Exactly as given, reproduce the records in full.
___ Data records
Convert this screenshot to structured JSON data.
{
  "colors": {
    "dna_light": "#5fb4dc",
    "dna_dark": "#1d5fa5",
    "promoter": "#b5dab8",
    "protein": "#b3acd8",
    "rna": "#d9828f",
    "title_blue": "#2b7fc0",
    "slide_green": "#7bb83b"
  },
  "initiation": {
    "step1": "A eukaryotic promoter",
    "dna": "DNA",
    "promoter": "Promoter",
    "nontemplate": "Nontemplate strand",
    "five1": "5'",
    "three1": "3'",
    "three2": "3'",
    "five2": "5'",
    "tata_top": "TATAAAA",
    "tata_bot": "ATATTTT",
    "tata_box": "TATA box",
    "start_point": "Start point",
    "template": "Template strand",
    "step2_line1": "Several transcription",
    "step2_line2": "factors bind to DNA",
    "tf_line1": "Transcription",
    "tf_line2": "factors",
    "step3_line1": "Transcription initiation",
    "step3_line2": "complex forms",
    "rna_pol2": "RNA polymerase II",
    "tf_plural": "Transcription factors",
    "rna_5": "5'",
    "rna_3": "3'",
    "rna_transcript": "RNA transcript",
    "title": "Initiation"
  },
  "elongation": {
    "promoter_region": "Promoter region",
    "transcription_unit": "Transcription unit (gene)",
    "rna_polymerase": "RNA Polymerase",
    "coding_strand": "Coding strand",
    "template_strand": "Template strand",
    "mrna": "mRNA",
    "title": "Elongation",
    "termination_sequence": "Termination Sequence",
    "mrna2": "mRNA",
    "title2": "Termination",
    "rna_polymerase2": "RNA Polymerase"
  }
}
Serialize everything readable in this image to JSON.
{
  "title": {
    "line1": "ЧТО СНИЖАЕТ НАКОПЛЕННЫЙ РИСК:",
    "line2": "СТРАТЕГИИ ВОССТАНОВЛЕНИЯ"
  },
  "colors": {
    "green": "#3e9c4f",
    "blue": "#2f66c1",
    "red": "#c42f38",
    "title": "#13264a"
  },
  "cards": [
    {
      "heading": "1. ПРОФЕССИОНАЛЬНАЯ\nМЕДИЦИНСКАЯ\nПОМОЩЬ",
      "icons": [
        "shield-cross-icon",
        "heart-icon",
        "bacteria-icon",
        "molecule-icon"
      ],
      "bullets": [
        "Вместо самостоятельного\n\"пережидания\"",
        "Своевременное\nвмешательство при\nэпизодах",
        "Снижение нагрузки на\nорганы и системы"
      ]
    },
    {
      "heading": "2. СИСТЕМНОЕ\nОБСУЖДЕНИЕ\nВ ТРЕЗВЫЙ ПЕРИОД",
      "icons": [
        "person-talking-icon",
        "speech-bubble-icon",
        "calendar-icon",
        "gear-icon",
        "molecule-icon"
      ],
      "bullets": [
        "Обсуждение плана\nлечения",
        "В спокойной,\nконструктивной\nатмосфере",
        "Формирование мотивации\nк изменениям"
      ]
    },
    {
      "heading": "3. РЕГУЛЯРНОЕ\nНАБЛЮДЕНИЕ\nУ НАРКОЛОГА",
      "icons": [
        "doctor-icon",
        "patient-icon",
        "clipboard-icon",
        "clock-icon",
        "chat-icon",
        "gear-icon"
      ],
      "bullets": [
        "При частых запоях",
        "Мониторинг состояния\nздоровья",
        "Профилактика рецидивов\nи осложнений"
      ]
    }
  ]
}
______
Written solution:
Convert this screenshot to structured JSON data.
{
  "colors": {
    "dna_light": "#5fb4dc",
    "dna_dark": "#1d5fa5",
    "promoter": "#b5dab8",
    "protein": "#b3acd8",
    "rna": "#d9828f",
    "title_blue": "#2b7fc0",
    "slide_green": "#7bb83b"
  },
  "initiation": {
    "step1": "A eukaryotic promoter",
    "dna": "DNA",
    "promoter": "Promoter",
    "nontemplate": "Nontemplate strand",
    "five1": "5'",
    "three1": "3'",
    "three2": "3'",
    "five2": "5'",
    "tata_top": "TATAAAA",
    "tata_bot": "ATATTTT",
    "tata_box": "TATA box",
    "start_point": "Start point",
    "template": "Template strand",
    "step2_line1": "Several transcription",
    "step2_line2": "factors bind to DNA",
    "tf_line1": "Transcription",
    "tf_line2": "factors",
    "step3_line1": "Transcription initiation",
    "step3_line2": "complex forms",
    "rna_pol2": "RNA polymerase II",
    "tf_plural": "Transcription factors",
    "rna_5": "5'",
    "rna_3": "3'",
    "rna_transcript": "RNA transcript",
    "title": "Initiation"
  },
  "elongation": {
    "promoter_region": "Promoter region",
    "transcription_unit": "Transcription unit (gene)",
    "rna_polymerase": "RNA Polymerase",
    "coding_strand": "Coding strand",
    "template_strand": "Template strand",
    "mrna": "mRNA",
    "title": "Elongation",
    "termination_sequence": "Termination Sequence",
    "mrna2": "mRNA",
    "title2": "Termination",
    "rna_polymerase2": "RNA Polymerase"
  }
}
Serialize everything readable in this image to JSON.
{
  "title": {
    "line1": "ЧТО СНИЖАЕТ НАКОПЛЕННЫЙ РИСК:",
    "line2": "СТРАТЕГИИ ВОССТАНОВЛЕНИЯ"
  },
  "colors": {
    "green": "#3e9c4f",
    "blue": "#2f66c1",
    "red": "#c42f38",
    "title": "#13264a"
  },
  "cards": [
    {
      "heading": "1. ПРОФЕССИОНАЛЬНАЯ\nМЕДИЦИНСКАЯ\nПОМОЩЬ",
      "icons": [
        "shield-cross-icon",
        "heart-icon",
        "bacteria-icon",
        "molecule-icon"
      ],
      "bullets": [
        "Вместо самостоятельного\n\"пережидания\"",
        "Своевременное\nвмешательство при\nэпизодах",
        "Снижение нагрузки на\nорганы и системы"
      ]
    },
    {
      "heading": "2. СИСТЕМНОЕ\nОБСУЖДЕНИЕ\nВ ТРЕЗВЫЙ ПЕРИОД",
      "icons": [
        "person-talking-icon",
        "speech-bubble-icon",
        "calendar-icon",
        "gear-icon",
        "molecule-icon"
      ],
      "bullets": [
        "Обсуждение плана\nлечения",
        "В спокойной,\nконструктивной\nатмосфере",
        "Формирование мотивации\nк изменениям"
      ]
    },
    {
      "heading": "3. РЕГУЛЯРНОЕ\nНАБЛЮДЕНИЕ\nУ НАРКОЛОГА",
      "icons": [
        "doctor-icon",
        "patient-icon",
        "clipboard-icon",
        "clock-icon",
        "chat-icon",
        "gear-icon"
      ],
      "bullets": [
        "При частых запоях",
        "Мониторинг состояния\nздоровья",
        "Профилактика рецидивов\nи осложнений"
      ]
    }
  ]
}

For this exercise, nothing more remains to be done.